## DESCRIPTION OF THE TASK
In this exercise, return the whole listing exactly, excluding any images.
-*-*-
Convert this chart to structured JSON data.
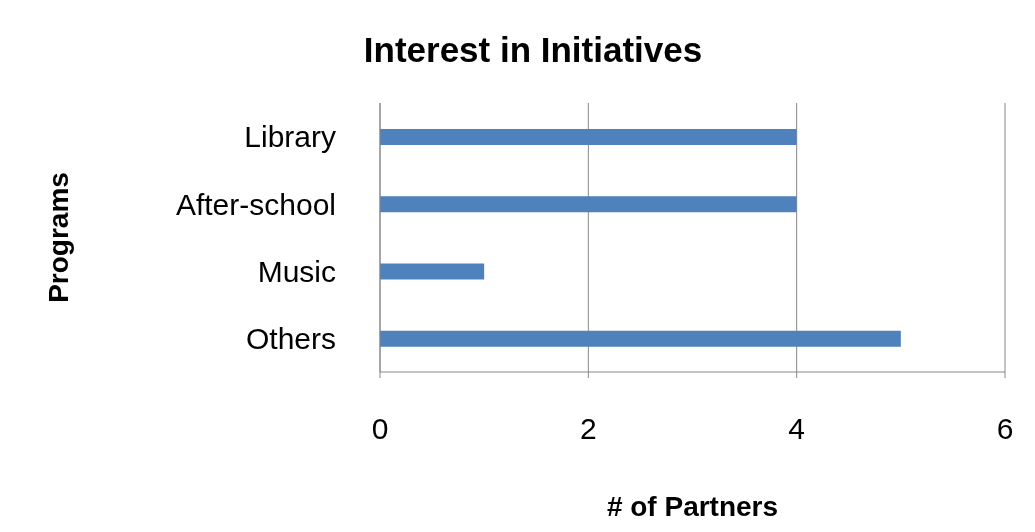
{
  "chart_data": {
    "type": "bar",
    "orientation": "horizontal",
    "title": "Interest in Initiatives",
    "xlabel": "# of Partners",
    "ylabel": "Programs",
    "categories": [
      "Library",
      "After-school",
      "Music",
      "Others"
    ],
    "values": [
      4,
      4,
      1,
      5
    ],
    "color": "#4f81bd",
    "xlim": [
      0,
      6
    ],
    "xticks": [
      0,
      2,
      4,
      6
    ],
    "grid": "x"
  }
}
-*-*-
## OUTPUT FOR THIS EXERCISE
Convert this chart to structured JSON data.
{
  "chart_data": {
    "type": "bar",
    "orientation": "horizontal",
    "title": "Interest in Initiatives",
    "xlabel": "# of Partners",
    "ylabel": "Programs",
    "categories": [
      "Library",
      "After-school",
      "Music",
      "Others"
    ],
    "values": [
      4,
      4,
      1,
      5
    ],
    "color": "#4f81bd",
    "xlim": [
      0,
      6
    ],
    "xticks": [
      0,
      2,
      4,
      6
    ],
    "grid": "x"
  }
}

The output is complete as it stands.